--- start of Listed entries ---

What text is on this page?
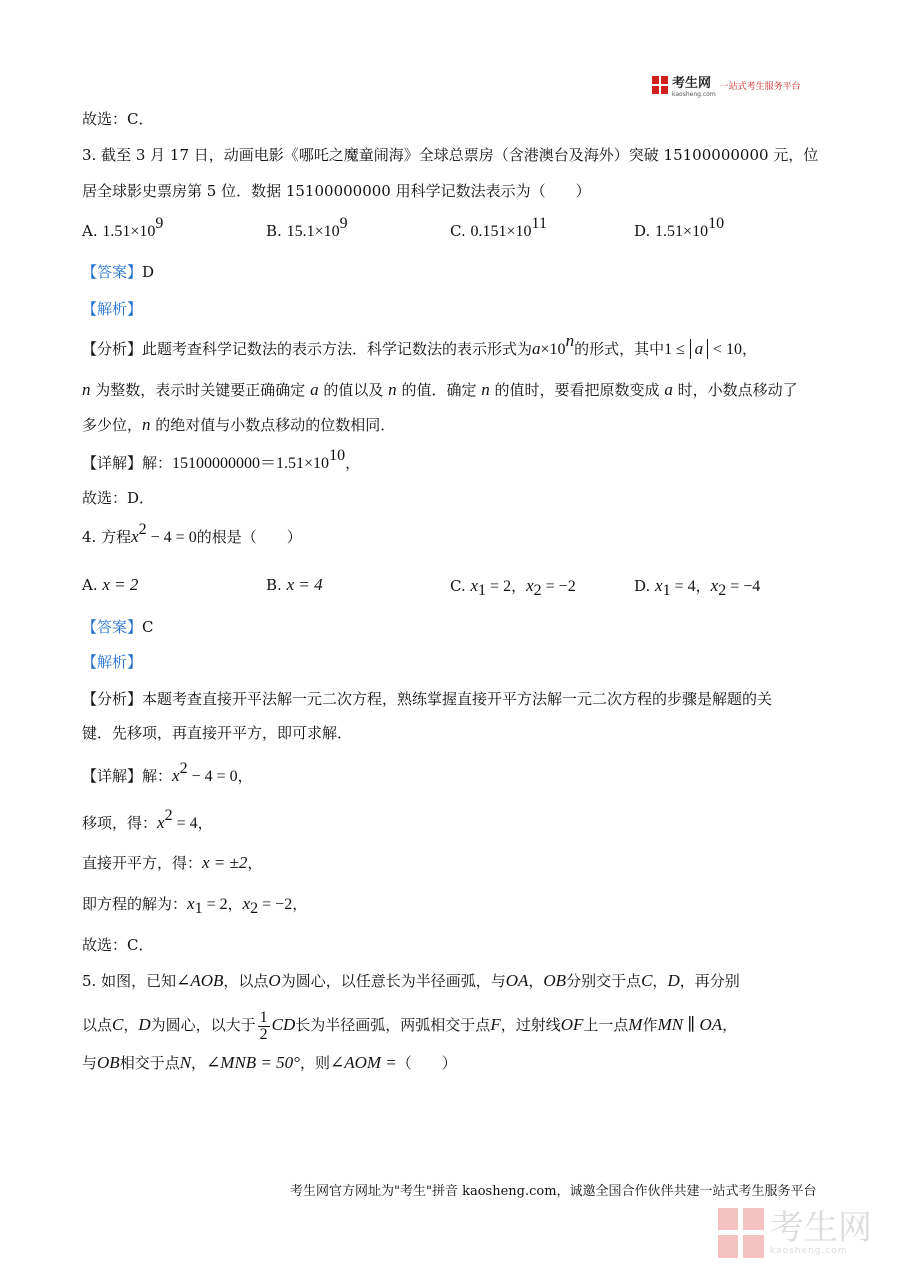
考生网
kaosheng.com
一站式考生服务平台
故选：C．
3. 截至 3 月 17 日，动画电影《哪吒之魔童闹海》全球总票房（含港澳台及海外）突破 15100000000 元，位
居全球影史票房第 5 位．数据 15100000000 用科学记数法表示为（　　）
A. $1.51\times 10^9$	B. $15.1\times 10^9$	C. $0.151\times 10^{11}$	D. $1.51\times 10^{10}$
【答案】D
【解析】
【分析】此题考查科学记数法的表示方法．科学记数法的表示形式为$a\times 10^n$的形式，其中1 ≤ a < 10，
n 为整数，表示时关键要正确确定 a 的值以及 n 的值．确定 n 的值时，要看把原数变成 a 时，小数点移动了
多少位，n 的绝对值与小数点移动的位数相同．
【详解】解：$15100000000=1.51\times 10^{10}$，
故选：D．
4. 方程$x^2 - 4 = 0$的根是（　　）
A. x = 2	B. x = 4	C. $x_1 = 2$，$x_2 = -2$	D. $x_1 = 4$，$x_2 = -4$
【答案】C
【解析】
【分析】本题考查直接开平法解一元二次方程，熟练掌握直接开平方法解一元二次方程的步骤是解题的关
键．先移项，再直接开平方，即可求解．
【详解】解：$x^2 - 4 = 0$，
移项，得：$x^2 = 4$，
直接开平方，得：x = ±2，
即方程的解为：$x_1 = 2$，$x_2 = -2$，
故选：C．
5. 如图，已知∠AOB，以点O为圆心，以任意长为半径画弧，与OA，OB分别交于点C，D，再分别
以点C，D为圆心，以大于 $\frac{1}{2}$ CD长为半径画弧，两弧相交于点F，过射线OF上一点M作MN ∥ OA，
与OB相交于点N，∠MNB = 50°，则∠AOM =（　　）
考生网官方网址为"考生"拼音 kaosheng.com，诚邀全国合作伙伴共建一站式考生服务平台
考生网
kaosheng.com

--- end of Listed entries ---

- Objective: Find the word "times" in the entries above and gather every line that holds it.

- Exercise solution:
A. $1.51\times 10^9$	B. $15.1\times 10^9$	C. $0.151\times 10^{11}$	D. $1.51\times 10^{10}$
【分析】此题考查科学记数法的表示方法．科学记数法的表示形式为$a\times 10^n$的形式，其中1 ≤ a < 10，
【详解】解：$15100000000=1.51\times 10^{10}$，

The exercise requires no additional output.